┌────────

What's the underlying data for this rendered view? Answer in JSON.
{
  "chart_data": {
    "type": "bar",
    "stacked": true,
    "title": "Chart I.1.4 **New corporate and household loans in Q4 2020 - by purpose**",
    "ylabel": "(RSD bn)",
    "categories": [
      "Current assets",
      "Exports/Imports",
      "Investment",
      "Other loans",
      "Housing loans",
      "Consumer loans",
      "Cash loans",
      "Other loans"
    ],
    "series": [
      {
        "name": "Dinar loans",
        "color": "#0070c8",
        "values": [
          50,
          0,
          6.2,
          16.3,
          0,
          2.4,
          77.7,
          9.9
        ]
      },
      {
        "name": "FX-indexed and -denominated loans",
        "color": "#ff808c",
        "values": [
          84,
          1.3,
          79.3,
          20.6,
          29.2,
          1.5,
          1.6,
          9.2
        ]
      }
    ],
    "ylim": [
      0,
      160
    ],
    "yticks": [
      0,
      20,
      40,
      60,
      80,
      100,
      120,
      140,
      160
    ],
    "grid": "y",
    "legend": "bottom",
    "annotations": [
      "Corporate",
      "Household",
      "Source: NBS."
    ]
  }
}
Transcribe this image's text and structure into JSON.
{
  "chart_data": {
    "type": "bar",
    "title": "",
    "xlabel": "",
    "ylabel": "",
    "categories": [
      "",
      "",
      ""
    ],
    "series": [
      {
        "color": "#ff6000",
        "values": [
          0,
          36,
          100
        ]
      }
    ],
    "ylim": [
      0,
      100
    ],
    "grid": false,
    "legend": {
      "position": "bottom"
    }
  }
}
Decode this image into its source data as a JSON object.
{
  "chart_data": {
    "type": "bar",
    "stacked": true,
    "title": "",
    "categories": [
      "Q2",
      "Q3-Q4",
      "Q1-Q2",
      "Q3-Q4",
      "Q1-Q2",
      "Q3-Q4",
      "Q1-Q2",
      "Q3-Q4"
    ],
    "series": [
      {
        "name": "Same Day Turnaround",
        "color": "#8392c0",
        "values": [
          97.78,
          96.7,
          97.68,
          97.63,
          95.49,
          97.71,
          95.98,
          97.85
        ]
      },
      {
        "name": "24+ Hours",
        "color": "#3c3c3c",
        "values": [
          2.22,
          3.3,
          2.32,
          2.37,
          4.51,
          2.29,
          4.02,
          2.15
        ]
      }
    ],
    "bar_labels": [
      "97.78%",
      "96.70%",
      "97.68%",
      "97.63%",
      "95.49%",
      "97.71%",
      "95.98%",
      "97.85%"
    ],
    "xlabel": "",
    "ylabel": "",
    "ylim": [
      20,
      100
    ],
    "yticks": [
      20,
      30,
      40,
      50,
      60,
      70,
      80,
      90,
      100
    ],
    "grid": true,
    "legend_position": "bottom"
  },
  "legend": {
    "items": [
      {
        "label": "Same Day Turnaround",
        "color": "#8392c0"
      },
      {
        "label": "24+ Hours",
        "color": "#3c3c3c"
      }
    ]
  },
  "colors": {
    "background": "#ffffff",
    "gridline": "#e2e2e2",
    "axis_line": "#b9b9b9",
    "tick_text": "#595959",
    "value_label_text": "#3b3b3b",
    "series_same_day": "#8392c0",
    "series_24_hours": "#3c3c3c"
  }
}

└────────

--- TASK DIRECTIONS ---
Where a line above contains the word "name", copy that line.

--- RESPONSE FOR THIS EXERCISE ---
        "name": "Dinar loans",
        "name": "FX-indexed and -denominated loans",
        "name": "Same Day Turnaround",
        "name": "24+ Hours",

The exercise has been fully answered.